begin Material provided
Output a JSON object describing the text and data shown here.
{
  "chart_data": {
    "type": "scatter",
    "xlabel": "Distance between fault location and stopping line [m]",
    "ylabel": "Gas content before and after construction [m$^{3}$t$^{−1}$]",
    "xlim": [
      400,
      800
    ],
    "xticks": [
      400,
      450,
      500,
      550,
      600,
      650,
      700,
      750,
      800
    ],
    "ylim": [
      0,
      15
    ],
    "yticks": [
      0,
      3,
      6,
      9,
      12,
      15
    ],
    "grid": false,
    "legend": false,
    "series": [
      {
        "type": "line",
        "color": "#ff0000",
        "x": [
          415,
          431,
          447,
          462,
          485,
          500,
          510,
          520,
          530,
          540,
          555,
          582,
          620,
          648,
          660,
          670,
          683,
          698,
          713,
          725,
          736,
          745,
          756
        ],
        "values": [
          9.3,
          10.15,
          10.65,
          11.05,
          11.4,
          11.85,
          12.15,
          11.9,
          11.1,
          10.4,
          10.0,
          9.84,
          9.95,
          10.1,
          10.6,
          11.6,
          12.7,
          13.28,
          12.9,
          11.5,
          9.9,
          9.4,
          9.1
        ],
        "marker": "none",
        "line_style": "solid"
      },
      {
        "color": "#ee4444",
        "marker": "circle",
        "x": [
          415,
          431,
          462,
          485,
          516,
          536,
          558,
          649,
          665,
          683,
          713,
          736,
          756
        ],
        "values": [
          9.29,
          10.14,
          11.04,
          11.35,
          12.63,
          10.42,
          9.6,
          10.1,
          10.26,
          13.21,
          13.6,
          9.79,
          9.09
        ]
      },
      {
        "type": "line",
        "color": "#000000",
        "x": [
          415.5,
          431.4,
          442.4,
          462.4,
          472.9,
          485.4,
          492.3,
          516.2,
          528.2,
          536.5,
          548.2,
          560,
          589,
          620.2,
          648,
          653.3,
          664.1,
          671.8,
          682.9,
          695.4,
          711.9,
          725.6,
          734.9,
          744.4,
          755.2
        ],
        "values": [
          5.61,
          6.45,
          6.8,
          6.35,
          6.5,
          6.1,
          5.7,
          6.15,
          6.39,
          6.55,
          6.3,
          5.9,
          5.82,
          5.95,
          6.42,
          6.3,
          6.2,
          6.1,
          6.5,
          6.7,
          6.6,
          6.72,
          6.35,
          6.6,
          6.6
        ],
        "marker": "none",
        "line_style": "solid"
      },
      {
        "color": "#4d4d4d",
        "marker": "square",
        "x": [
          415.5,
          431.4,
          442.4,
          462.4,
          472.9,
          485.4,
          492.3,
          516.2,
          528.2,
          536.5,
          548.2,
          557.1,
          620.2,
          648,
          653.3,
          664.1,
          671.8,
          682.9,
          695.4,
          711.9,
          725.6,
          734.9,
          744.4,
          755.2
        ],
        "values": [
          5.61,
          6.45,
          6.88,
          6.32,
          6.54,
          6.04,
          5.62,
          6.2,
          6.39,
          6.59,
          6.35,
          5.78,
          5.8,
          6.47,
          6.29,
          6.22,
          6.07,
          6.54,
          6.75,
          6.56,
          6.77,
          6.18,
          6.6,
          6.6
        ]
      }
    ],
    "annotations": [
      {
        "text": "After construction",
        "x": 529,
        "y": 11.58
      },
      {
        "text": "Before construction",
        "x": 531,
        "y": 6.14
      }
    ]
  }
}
end Material provided
Output the listing above exactly as it appears.

Output a JSON object describing the text and data shown here.
{
  "chart_data": {
    "type": "scatter",
    "xlabel": "Distance between fault location and stopping line [m]",
    "ylabel": "Gas content before and after construction [m$^{3}$t$^{−1}$]",
    "xlim": [
      400,
      800
    ],
    "xticks": [
      400,
      450,
      500,
      550,
      600,
      650,
      700,
      750,
      800
    ],
    "ylim": [
      0,
      15
    ],
    "yticks": [
      0,
      3,
      6,
      9,
      12,
      15
    ],
    "grid": false,
    "legend": false,
    "series": [
      {
        "type": "line",
        "color": "#ff0000",
        "x": [
          415,
          431,
          447,
          462,
          485,
          500,
          510,
          520,
          530,
          540,
          555,
          582,
          620,
          648,
          660,
          670,
          683,
          698,
          713,
          725,
          736,
          745,
          756
        ],
        "values": [
          9.3,
          10.15,
          10.65,
          11.05,
          11.4,
          11.85,
          12.15,
          11.9,
          11.1,
          10.4,
          10.0,
          9.84,
          9.95,
          10.1,
          10.6,
          11.6,
          12.7,
          13.28,
          12.9,
          11.5,
          9.9,
          9.4,
          9.1
        ],
        "marker": "none",
        "line_style": "solid"
      },
      {
        "color": "#ee4444",
        "marker": "circle",
        "x": [
          415,
          431,
          462,
          485,
          516,
          536,
          558,
          649,
          665,
          683,
          713,
          736,
          756
        ],
        "values": [
          9.29,
          10.14,
          11.04,
          11.35,
          12.63,
          10.42,
          9.6,
          10.1,
          10.26,
          13.21,
          13.6,
          9.79,
          9.09
        ]
      },
      {
        "type": "line",
        "color": "#000000",
        "x": [
          415.5,
          431.4,
          442.4,
          462.4,
          472.9,
          485.4,
          492.3,
          516.2,
          528.2,
          536.5,
          548.2,
          560,
          589,
          620.2,
          648,
          653.3,
          664.1,
          671.8,
          682.9,
          695.4,
          711.9,
          725.6,
          734.9,
          744.4,
          755.2
        ],
        "values": [
          5.61,
          6.45,
          6.8,
          6.35,
          6.5,
          6.1,
          5.7,
          6.15,
          6.39,
          6.55,
          6.3,
          5.9,
          5.82,
          5.95,
          6.42,
          6.3,
          6.2,
          6.1,
          6.5,
          6.7,
          6.6,
          6.72,
          6.35,
          6.6,
          6.6
        ],
        "marker": "none",
        "line_style": "solid"
      },
      {
        "color": "#4d4d4d",
        "marker": "square",
        "x": [
          415.5,
          431.4,
          442.4,
          462.4,
          472.9,
          485.4,
          492.3,
          516.2,
          528.2,
          536.5,
          548.2,
          557.1,
          620.2,
          648,
          653.3,
          664.1,
          671.8,
          682.9,
          695.4,
          711.9,
          725.6,
          734.9,
          744.4,
          755.2
        ],
        "values": [
          5.61,
          6.45,
          6.88,
          6.32,
          6.54,
          6.04,
          5.62,
          6.2,
          6.39,
          6.59,
          6.35,
          5.78,
          5.8,
          6.47,
          6.29,
          6.22,
          6.07,
          6.54,
          6.75,
          6.56,
          6.77,
          6.18,
          6.6,
          6.6
        ]
      }
    ],
    "annotations": [
      {
        "text": "After construction",
        "x": 529,
        "y": 11.58
      },
      {
        "text": "Before construction",
        "x": 531,
        "y": 6.14
      }
    ]
  }
}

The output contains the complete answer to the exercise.